───── LISTING ─────

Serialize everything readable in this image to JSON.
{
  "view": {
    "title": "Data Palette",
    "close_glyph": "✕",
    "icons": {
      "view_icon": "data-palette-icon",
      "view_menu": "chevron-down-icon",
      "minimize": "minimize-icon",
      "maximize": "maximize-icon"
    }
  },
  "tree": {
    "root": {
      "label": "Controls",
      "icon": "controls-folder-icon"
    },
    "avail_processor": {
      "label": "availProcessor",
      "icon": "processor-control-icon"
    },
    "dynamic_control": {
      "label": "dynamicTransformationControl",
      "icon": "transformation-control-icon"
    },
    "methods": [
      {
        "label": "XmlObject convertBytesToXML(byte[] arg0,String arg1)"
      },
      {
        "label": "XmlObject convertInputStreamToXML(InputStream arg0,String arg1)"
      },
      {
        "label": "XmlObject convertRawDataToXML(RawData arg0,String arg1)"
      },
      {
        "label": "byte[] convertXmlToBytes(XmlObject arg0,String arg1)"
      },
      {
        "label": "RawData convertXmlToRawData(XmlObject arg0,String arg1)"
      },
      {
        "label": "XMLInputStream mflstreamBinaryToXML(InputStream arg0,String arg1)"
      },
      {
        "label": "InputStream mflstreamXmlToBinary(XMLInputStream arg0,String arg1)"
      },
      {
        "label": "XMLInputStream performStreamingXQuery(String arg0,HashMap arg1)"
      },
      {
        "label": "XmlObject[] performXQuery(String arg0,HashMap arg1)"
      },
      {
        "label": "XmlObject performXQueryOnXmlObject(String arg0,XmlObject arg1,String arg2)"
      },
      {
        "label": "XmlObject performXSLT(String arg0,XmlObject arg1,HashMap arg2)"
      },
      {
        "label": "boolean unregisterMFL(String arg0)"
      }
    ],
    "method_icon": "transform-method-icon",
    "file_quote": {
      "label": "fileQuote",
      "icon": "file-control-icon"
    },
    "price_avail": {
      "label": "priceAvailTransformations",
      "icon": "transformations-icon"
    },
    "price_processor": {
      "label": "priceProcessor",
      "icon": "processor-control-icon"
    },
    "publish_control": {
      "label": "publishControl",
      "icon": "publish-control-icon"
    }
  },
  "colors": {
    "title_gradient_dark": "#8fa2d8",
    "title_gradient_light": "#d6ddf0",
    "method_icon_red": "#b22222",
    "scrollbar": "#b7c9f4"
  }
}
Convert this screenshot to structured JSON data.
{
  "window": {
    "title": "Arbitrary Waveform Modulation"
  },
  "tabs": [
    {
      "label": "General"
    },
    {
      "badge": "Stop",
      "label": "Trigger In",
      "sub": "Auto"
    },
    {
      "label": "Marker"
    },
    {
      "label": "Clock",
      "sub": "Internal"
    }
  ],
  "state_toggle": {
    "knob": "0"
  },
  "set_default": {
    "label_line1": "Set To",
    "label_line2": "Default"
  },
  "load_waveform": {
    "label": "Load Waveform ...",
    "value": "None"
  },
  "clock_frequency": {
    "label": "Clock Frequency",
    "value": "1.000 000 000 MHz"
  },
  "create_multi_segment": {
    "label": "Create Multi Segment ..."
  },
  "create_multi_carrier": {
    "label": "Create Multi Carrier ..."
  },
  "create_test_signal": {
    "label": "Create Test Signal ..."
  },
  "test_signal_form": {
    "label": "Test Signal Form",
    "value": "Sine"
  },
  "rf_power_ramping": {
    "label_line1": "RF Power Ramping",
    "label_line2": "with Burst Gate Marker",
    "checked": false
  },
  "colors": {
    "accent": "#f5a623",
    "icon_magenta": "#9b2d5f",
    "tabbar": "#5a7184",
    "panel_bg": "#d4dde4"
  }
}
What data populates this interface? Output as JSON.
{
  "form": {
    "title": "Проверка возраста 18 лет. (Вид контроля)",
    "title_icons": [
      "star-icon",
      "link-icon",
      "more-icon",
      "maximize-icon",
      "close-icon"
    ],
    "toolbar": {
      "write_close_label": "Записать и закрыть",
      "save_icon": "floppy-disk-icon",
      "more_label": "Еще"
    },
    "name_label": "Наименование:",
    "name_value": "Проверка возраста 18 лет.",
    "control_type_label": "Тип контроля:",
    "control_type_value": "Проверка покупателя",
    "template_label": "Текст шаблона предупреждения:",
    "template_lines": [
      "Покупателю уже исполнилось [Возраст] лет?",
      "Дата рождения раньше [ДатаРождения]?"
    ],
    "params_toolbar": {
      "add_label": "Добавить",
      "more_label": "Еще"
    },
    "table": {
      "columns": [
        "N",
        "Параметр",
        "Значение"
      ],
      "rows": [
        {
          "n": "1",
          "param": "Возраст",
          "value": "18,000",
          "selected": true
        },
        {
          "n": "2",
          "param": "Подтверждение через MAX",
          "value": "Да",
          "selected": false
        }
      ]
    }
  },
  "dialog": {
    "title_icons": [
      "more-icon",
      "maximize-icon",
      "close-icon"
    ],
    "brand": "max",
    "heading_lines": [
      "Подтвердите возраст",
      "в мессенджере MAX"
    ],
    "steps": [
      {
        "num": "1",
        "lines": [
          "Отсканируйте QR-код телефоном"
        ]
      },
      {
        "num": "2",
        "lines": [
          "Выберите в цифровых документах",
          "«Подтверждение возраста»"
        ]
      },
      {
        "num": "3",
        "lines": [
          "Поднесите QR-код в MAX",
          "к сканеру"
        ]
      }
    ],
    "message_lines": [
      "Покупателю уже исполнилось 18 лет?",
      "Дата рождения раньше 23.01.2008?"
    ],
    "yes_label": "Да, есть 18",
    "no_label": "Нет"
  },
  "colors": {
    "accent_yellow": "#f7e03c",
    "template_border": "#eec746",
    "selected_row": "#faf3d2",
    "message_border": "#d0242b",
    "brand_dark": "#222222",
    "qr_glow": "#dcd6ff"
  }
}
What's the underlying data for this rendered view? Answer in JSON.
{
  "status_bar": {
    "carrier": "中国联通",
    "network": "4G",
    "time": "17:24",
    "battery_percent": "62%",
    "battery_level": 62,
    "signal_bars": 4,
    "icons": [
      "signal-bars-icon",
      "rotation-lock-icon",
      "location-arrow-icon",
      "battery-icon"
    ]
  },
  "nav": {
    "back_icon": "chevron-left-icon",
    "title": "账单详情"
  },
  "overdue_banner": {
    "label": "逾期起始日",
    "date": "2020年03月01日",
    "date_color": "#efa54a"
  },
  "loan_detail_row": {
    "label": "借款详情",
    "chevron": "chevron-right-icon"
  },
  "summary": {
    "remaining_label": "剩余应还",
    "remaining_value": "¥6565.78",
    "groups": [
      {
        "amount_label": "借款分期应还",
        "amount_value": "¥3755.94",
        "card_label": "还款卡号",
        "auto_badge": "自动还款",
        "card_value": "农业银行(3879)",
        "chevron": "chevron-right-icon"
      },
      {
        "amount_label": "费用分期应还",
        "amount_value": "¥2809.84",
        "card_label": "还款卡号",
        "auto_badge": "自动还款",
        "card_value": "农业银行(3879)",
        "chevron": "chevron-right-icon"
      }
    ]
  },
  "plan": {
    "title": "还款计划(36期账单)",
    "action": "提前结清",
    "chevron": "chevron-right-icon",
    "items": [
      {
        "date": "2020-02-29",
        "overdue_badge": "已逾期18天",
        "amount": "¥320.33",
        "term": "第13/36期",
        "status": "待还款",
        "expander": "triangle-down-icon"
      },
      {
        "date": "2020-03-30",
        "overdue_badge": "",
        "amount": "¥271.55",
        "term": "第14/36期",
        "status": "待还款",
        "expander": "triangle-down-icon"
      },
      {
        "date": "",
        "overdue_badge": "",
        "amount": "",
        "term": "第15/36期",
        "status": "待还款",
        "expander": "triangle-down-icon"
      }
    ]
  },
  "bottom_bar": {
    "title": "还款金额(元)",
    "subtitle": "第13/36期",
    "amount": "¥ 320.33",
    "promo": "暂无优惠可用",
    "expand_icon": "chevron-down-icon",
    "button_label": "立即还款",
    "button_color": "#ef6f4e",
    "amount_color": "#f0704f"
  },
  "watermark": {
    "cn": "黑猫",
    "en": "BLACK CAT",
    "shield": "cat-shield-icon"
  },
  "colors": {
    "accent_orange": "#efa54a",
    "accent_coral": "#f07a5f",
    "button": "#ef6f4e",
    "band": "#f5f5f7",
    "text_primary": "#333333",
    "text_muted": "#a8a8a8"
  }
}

─────

_TASK OBJECTIVE_:
Check each line above for the string "Проверка" and show the ones that have it.

_SOLUTION FOR THIS PROBLEM_:
    "title": "Проверка возраста 18 лет. (Вид контроля)",
    "name_value": "Проверка возраста 18 лет.",
    "control_type_value": "Проверка покупателя",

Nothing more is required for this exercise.